**Exercise objective**
Please transcribe the data below exactly. Leave the pictures out.

**Extracted information**
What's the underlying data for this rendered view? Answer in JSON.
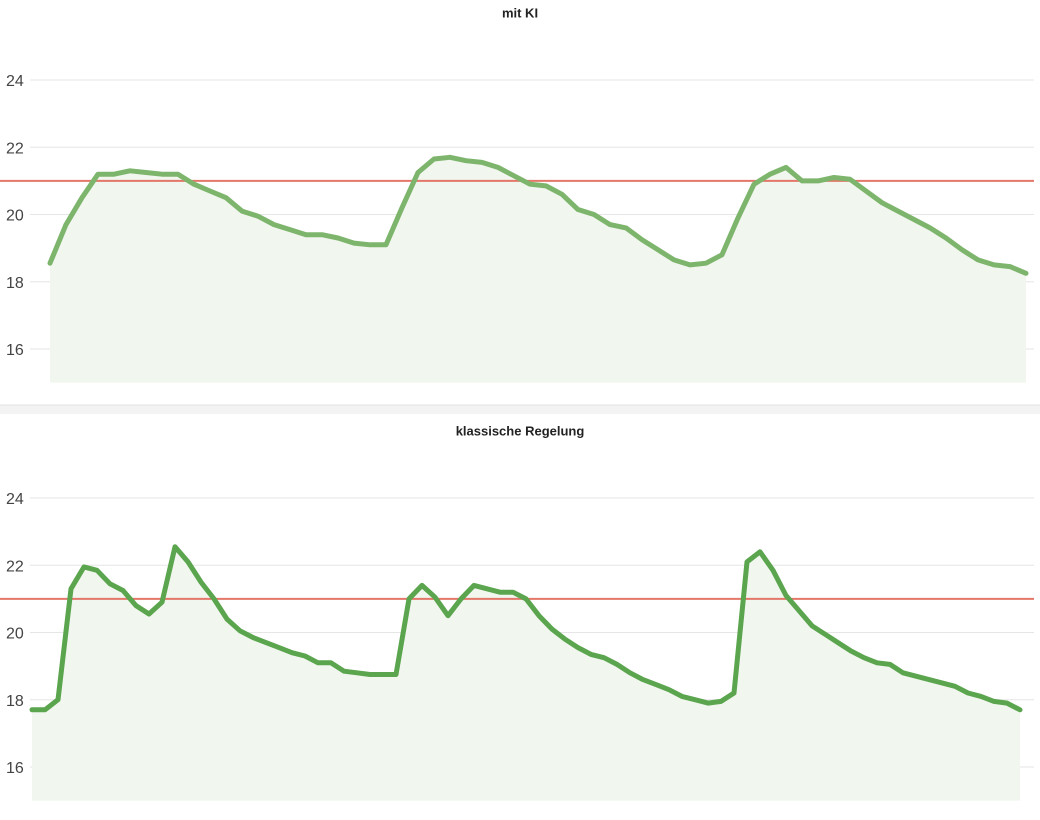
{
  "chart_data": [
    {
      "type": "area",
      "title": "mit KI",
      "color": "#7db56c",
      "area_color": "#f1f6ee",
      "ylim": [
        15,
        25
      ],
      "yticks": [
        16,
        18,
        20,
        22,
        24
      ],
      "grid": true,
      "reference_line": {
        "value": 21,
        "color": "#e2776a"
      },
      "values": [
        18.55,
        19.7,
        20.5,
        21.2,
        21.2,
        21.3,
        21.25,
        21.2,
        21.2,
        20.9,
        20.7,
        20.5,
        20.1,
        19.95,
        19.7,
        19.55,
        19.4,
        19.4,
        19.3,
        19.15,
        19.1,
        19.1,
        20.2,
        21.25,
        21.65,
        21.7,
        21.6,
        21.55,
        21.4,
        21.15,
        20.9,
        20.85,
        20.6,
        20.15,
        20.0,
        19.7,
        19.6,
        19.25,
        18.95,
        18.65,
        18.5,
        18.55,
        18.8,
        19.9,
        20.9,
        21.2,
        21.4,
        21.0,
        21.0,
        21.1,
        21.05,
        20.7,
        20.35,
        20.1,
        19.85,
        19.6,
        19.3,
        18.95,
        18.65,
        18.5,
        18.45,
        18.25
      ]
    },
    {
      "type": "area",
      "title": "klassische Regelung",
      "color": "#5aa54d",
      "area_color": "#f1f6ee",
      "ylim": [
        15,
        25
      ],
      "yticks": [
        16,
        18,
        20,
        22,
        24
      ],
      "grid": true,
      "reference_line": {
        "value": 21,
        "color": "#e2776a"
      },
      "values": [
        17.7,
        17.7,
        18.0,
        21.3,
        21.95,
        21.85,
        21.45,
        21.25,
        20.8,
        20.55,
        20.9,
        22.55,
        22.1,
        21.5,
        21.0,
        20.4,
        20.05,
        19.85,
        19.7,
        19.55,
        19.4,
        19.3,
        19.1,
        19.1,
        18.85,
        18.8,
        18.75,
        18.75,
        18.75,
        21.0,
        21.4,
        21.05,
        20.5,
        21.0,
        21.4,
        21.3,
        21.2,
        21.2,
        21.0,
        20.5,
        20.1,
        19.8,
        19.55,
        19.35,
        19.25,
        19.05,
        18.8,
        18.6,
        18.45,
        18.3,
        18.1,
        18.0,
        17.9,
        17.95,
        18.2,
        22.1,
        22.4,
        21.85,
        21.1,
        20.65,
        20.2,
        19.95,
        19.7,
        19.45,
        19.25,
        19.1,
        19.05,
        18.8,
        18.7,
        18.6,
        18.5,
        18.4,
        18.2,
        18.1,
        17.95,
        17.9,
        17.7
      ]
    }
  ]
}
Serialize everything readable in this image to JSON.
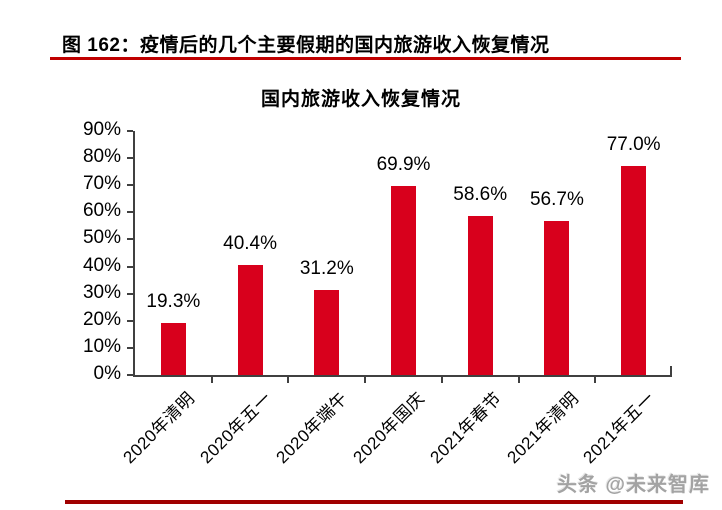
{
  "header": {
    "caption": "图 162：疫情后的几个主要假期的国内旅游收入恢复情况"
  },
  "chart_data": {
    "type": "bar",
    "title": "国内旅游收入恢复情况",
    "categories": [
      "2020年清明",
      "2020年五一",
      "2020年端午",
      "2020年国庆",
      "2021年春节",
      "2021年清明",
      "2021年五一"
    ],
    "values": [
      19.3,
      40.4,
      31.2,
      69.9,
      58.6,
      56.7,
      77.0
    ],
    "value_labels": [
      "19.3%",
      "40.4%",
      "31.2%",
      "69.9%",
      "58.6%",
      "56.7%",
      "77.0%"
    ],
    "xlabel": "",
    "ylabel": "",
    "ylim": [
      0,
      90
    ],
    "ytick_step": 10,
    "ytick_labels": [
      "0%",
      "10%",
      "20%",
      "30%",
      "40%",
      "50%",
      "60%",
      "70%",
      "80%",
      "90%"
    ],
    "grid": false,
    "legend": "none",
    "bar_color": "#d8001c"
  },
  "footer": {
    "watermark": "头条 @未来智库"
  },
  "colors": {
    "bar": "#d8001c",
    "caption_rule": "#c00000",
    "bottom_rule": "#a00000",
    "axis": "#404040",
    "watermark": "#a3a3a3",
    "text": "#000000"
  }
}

**Exercise solution**
What's the underlying data for this rendered view? Answer in JSON.
{
  "chart_data": [
    {
      "type": "area",
      "title": "mit KI",
      "color": "#7db56c",
      "area_color": "#f1f6ee",
      "ylim": [
        15,
        25
      ],
      "yticks": [
        16,
        18,
        20,
        22,
        24
      ],
      "grid": true,
      "reference_line": {
        "value": 21,
        "color": "#e2776a"
      },
      "values": [
        18.55,
        19.7,
        20.5,
        21.2,
        21.2,
        21.3,
        21.25,
        21.2,
        21.2,
        20.9,
        20.7,
        20.5,
        20.1,
        19.95,
        19.7,
        19.55,
        19.4,
        19.4,
        19.3,
        19.15,
        19.1,
        19.1,
        20.2,
        21.25,
        21.65,
        21.7,
        21.6,
        21.55,
        21.4,
        21.15,
        20.9,
        20.85,
        20.6,
        20.15,
        20.0,
        19.7,
        19.6,
        19.25,
        18.95,
        18.65,
        18.5,
        18.55,
        18.8,
        19.9,
        20.9,
        21.2,
        21.4,
        21.0,
        21.0,
        21.1,
        21.05,
        20.7,
        20.35,
        20.1,
        19.85,
        19.6,
        19.3,
        18.95,
        18.65,
        18.5,
        18.45,
        18.25
      ]
    },
    {
      "type": "area",
      "title": "klassische Regelung",
      "color": "#5aa54d",
      "area_color": "#f1f6ee",
      "ylim": [
        15,
        25
      ],
      "yticks": [
        16,
        18,
        20,
        22,
        24
      ],
      "grid": true,
      "reference_line": {
        "value": 21,
        "color": "#e2776a"
      },
      "values": [
        17.7,
        17.7,
        18.0,
        21.3,
        21.95,
        21.85,
        21.45,
        21.25,
        20.8,
        20.55,
        20.9,
        22.55,
        22.1,
        21.5,
        21.0,
        20.4,
        20.05,
        19.85,
        19.7,
        19.55,
        19.4,
        19.3,
        19.1,
        19.1,
        18.85,
        18.8,
        18.75,
        18.75,
        18.75,
        21.0,
        21.4,
        21.05,
        20.5,
        21.0,
        21.4,
        21.3,
        21.2,
        21.2,
        21.0,
        20.5,
        20.1,
        19.8,
        19.55,
        19.35,
        19.25,
        19.05,
        18.8,
        18.6,
        18.45,
        18.3,
        18.1,
        18.0,
        17.9,
        17.95,
        18.2,
        22.1,
        22.4,
        21.85,
        21.1,
        20.65,
        20.2,
        19.95,
        19.7,
        19.45,
        19.25,
        19.1,
        19.05,
        18.8,
        18.7,
        18.6,
        18.5,
        18.4,
        18.2,
        18.1,
        17.95,
        17.9,
        17.7
      ]
    }
  ]
}
Serialize everything readable in this image to JSON.
{
  "header": {
    "caption": "图 162：疫情后的几个主要假期的国内旅游收入恢复情况"
  },
  "chart_data": {
    "type": "bar",
    "title": "国内旅游收入恢复情况",
    "categories": [
      "2020年清明",
      "2020年五一",
      "2020年端午",
      "2020年国庆",
      "2021年春节",
      "2021年清明",
      "2021年五一"
    ],
    "values": [
      19.3,
      40.4,
      31.2,
      69.9,
      58.6,
      56.7,
      77.0
    ],
    "value_labels": [
      "19.3%",
      "40.4%",
      "31.2%",
      "69.9%",
      "58.6%",
      "56.7%",
      "77.0%"
    ],
    "xlabel": "",
    "ylabel": "",
    "ylim": [
      0,
      90
    ],
    "ytick_step": 10,
    "ytick_labels": [
      "0%",
      "10%",
      "20%",
      "30%",
      "40%",
      "50%",
      "60%",
      "70%",
      "80%",
      "90%"
    ],
    "grid": false,
    "legend": "none",
    "bar_color": "#d8001c"
  },
  "footer": {
    "watermark": "头条 @未来智库"
  },
  "colors": {
    "bar": "#d8001c",
    "caption_rule": "#c00000",
    "bottom_rule": "#a00000",
    "axis": "#404040",
    "watermark": "#a3a3a3",
    "text": "#000000"
  }
}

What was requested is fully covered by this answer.